**SHORT TASK**
Copy out all the lines where "ylabel" shows up.

**** EXCERPTED RECORDS

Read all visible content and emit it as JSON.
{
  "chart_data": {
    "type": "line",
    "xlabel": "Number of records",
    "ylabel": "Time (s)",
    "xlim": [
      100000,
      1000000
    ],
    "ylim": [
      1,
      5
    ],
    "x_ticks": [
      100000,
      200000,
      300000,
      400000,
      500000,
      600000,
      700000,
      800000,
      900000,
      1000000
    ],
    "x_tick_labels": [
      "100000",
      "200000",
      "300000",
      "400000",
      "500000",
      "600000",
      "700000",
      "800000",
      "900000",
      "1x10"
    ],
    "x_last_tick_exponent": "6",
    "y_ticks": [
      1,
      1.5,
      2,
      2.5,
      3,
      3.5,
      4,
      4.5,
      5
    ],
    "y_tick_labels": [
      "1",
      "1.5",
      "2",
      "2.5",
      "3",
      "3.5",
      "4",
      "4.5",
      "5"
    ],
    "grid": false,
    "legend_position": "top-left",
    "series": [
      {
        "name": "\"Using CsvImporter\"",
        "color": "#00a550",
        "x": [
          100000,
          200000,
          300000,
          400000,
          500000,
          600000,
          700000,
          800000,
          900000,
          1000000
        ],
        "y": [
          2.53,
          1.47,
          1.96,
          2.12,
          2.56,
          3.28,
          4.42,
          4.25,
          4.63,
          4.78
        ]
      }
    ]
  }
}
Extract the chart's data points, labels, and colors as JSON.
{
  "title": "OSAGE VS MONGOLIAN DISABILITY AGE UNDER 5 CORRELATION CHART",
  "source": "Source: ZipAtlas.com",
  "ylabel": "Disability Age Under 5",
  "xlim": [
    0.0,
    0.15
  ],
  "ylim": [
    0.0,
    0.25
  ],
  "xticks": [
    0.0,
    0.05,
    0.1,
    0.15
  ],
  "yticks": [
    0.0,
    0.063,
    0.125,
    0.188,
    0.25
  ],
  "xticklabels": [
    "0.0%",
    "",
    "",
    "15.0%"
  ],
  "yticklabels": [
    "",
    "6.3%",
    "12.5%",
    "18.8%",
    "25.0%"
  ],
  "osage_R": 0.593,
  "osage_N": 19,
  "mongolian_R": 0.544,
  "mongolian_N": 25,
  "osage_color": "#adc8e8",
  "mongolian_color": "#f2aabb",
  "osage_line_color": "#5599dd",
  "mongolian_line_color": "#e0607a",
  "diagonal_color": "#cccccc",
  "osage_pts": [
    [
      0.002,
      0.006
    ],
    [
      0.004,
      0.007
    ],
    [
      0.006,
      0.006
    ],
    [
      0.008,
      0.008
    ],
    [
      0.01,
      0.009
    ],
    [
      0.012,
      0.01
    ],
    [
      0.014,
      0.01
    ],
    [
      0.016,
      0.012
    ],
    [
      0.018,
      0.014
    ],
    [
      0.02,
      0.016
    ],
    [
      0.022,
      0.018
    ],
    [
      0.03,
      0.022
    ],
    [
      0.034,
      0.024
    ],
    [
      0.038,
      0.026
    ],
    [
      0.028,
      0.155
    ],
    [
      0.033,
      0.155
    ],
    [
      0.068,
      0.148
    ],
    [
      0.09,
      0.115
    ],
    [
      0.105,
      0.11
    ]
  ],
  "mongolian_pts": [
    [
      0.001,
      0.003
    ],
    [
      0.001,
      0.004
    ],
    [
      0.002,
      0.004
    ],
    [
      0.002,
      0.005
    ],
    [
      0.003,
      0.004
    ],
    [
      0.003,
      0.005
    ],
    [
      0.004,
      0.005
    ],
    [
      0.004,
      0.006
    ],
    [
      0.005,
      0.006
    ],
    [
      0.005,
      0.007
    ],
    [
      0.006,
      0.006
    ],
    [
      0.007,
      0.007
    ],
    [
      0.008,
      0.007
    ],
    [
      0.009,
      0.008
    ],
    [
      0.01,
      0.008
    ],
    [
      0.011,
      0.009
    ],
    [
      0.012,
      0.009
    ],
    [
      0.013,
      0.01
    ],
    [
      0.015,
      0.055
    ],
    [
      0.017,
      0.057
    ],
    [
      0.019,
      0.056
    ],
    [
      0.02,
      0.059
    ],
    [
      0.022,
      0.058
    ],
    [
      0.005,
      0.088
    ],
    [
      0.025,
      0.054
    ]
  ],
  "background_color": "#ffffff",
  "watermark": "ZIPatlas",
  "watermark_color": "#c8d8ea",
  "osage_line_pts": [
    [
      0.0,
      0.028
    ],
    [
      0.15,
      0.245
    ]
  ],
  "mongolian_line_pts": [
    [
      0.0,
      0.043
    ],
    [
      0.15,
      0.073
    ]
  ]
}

********

**ANSWER TO THE TASK**
    "ylabel": "Time (s)",
  "ylabel": "Disability Age Under 5",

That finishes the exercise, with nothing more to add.